___ Working data
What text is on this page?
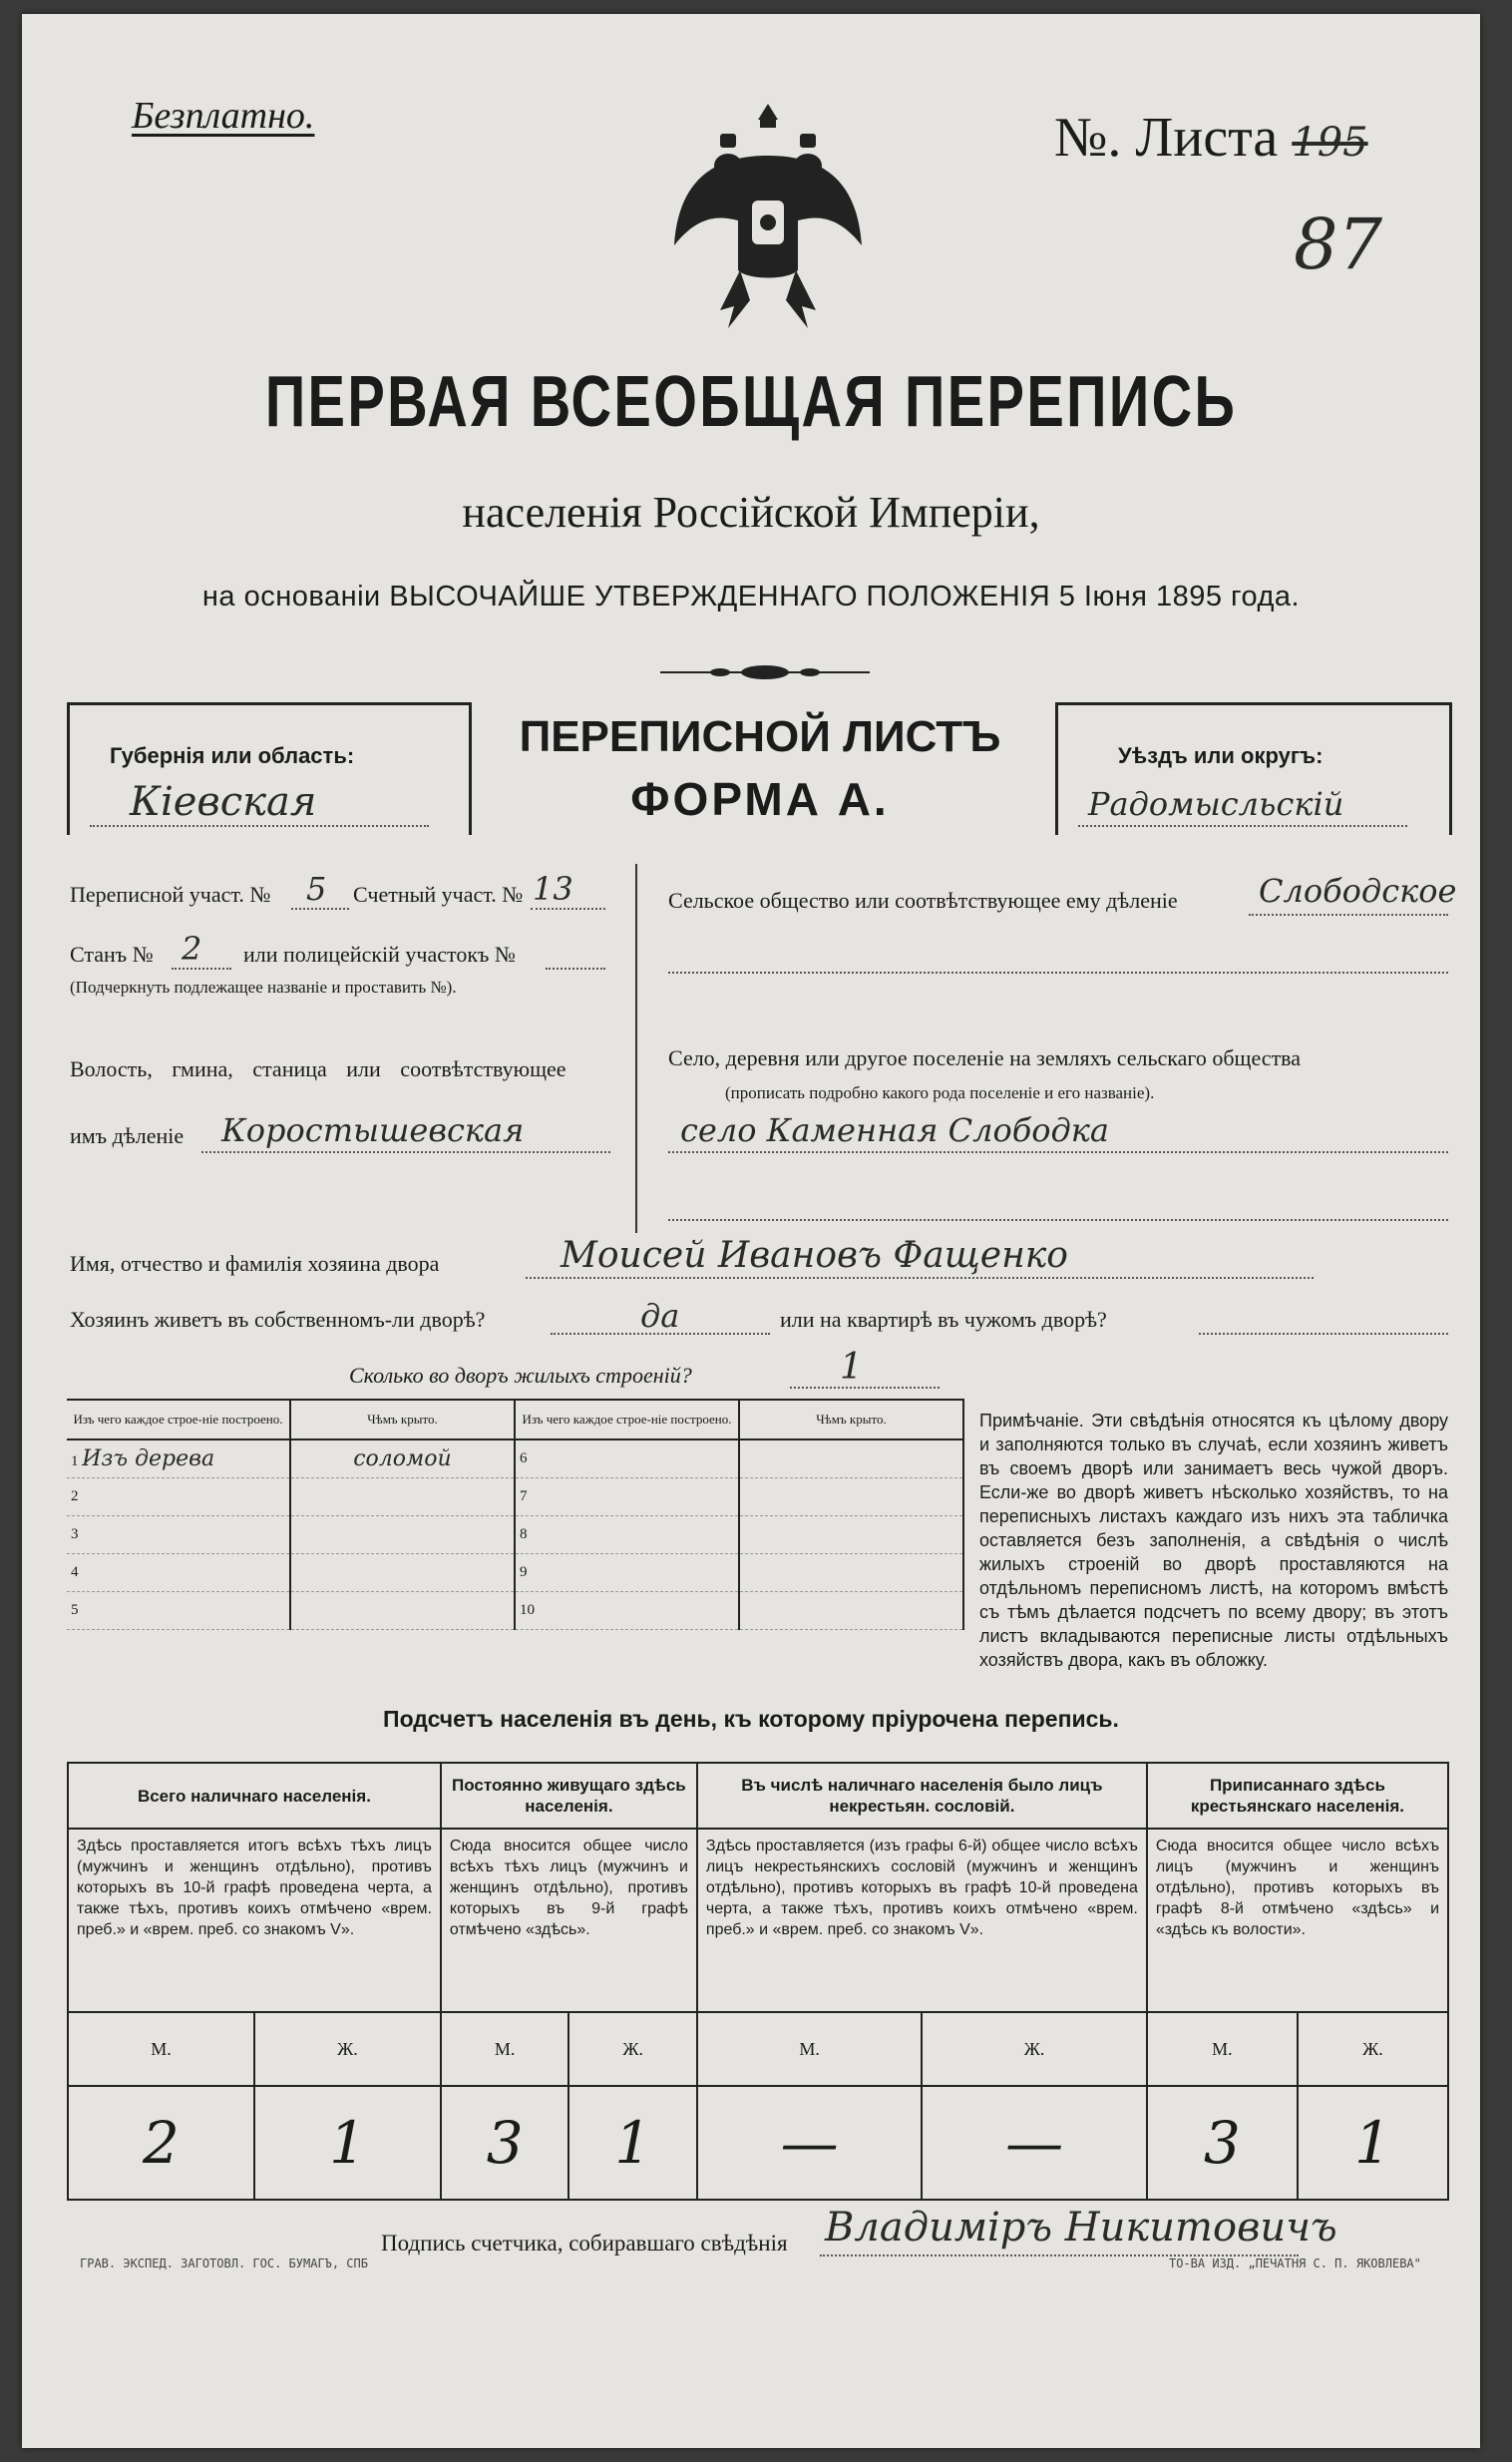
Безплатно.	№. Листа 195
87
ПЕРВАЯ ВСЕОБЩАЯ ПЕРЕПИСЬ
населенія Россійской Имперіи,
на основаніи ВЫСОЧАЙШЕ УТВЕРЖДЕННАГО ПОЛОЖЕНІЯ 5 Іюня 1895 года.
Губернія или область:
Кіевская
ПЕРЕПИСНОЙ ЛИСТЪ
ФОРМА А.
Уѣздъ или округъ:
Радомысльскій
Переписной участ. № 5 Счетный участ. № 13
Станъ № 2 или полицейскій участокъ №
(Подчеркнуть подлежащее названіе и проставить №).
Волость, гмина, станица или соотвѣтствующее
имъ дѣленіе Коростышевская
Сельское общество или соотвѣтствующее ему дѣленіе	Слободское
Село, деревня или другое поселеніе на земляхъ сельскаго общества
(прописать подробно какого рода поселеніе и его названіе).
село Каменная Слободка
Имя, отчество и фамилія хозяина двора	Моисей Ивановъ Фащенко
Хозяинъ живетъ въ собственномъ-ли дворѣ?	да	или на квартирѣ въ чужомъ дворѣ?
Сколько во дворъ жилыхъ строеній?	1
Изъ чего каждое строе-ніе построено.	Чѣмъ крыто.	Изъ чего каждое строе-ніе построено.	Чѣмъ крыто.
1 Изъ дерева	соломой	6	
2		7	
3		8	
4		9	
5		10	
Примѣчаніе. Эти свѣдѣнія относятся къ цѣлому двору и заполняются только въ случаѣ, если хозяинъ живетъ въ своемъ дворѣ или занимаетъ весь чужой дворъ. Если-же во дворѣ живетъ нѣсколько хозяйствъ, то на переписныхъ листахъ каждаго изъ нихъ эта табличка оставляется безъ заполненія, а свѣдѣнія о числѣ жилыхъ строеній во дворѣ проставляются на отдѣльномъ переписномъ листѣ, на которомъ вмѣстѣ съ тѣмъ дѣлается подсчетъ по всему двору; въ этотъ листъ вкладываются переписные листы отдѣльныхъ хозяйствъ двора, какъ въ обложку.
Подсчетъ населенія въ день, къ которому пріурочена перепись.
Всего наличнаго населенія.		Постоянно живущаго здѣсь населенія.		Въ числѣ наличнаго населенія было лицъ некрестьян. сословій.		Приписаннаго здѣсь крестьянскаго населенія.	
Здѣсь проставляется итогъ всѣхъ тѣхъ лицъ (мужчинъ и женщинъ отдѣльно), противъ которыхъ въ 10-й графѣ проведена черта, а также тѣхъ, противъ коихъ отмѣчено «врем. преб.» и «врем. преб. со знакомъ V».		Сюда вносится общее число всѣхъ тѣхъ лицъ (мужчинъ и женщинъ отдѣльно), противъ которыхъ въ 9-й графѣ отмѣчено «здѣсь».		Здѣсь проставляется (изъ графы 6-й) общее число всѣхъ лицъ некрестьянскихъ сословій (мужчинъ и женщинъ отдѣльно), противъ которыхъ въ графѣ 10-й проведена черта, а также тѣхъ, противъ коихъ отмѣчено «врем. преб.» и «врем. преб. со знакомъ V».		Сюда вносится общее число всѣхъ лицъ (мужчинъ и женщинъ отдѣльно), противъ которыхъ въ графѣ 8-й отмѣчено «здѣсь» и «здѣсь къ волости».	
М.	Ж.	М.	Ж.	М.	Ж.	М.	Ж.
2	1	3	1	—	—	3	1
Подпись счетчика, собиравшаго свѣдѣнія Владиміръ Никитовичъ
ГРАВ. ЭКСПЕД. ЗАГОТОВЛ. ГОС. БУМАГЪ, СПБ	ТО-ВА ИЗД. „ПЕЧАТНЯ С. П. ЯКОВЛЕВА"
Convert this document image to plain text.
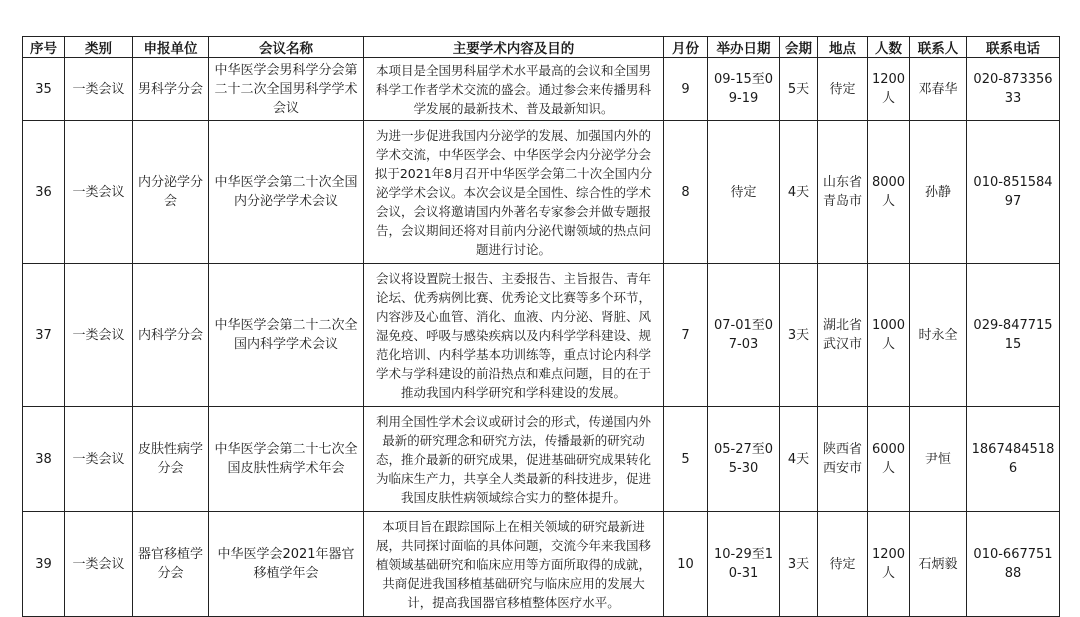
序号	类别	申报单位	会议名称	主要学术内容及目的	月份	举办日期	会期	地点	人数	联系人	联系电话
35	一类会议	男科学分会	中华医学会男科学分会第二十二次全国男科学学术会议	本项目是全国男科届学术水平最高的会议和全国男科学工作者学术交流的盛会。通过参会来传播男科学发展的最新技术、普及最新知识。	9	09-15至09-19	5天	待定	1200人	邓春华	020-87335633
36	一类会议	内分泌学分会	中华医学会第二十次全国内分泌学学术会议	为进一步促进我国内分泌学的发展、加强国内外的学术交流，中华医学会、中华医学会内分泌学分会拟于2021年8月召开中华医学会第二十次全国内分泌学学术会议。本次会议是全国性、综合性的学术会议，会议将邀请国内外著名专家参会并做专题报告，会议期间还将对目前内分泌代谢领域的热点问题进行讨论。	8	待定	4天	山东省青岛市	8000人	孙静	010-85158497
37	一类会议	内科学分会	中华医学会第二十二次全国内科学学术会议	会议将设置院士报告、主委报告、主旨报告、青年论坛、优秀病例比赛、优秀论文比赛等多个环节，内容涉及心血管、消化、血液、内分泌、肾脏、风湿免疫、呼吸与感染疾病以及内科学学科建设、规范化培训、内科学基本功训练等，重点讨论内科学学术与学科建设的前沿热点和难点问题，目的在于推动我国内科学研究和学科建设的发展。	7	07-01至07-03	3天	湖北省武汉市	1000人	时永全	029-84771515
38	一类会议	皮肤性病学分会	中华医学会第二十七次全国皮肤性病学术年会	利用全国性学术会议或研讨会的形式，传递国内外最新的研究理念和研究方法，传播最新的研究动态，推介最新的研究成果，促进基础研究成果转化为临床生产力，共享全人类最新的科技进步，促进我国皮肤性病领域综合实力的整体提升。	5	05-27至05-30	4天	陕西省西安市	6000人	尹恒	18674845186
39	一类会议	器官移植学分会	中华医学会2021年器官移植学年会	本项目旨在跟踪国际上在相关领域的研究最新进展，共同探讨面临的具体问题，交流今年来我国移植领域基础研究和临床应用等方面所取得的成就，共商促进我国移植基础研究与临床应用的发展大计，提高我国器官移植整体医疗水平。	10	10-29至10-31	3天	待定	1200人	石炳毅	010-66775188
______
Problem: Scan the listing above for the word "this" and show each line where it is found.

Expected output:
What text is on this page?
Convert this document image to plain text.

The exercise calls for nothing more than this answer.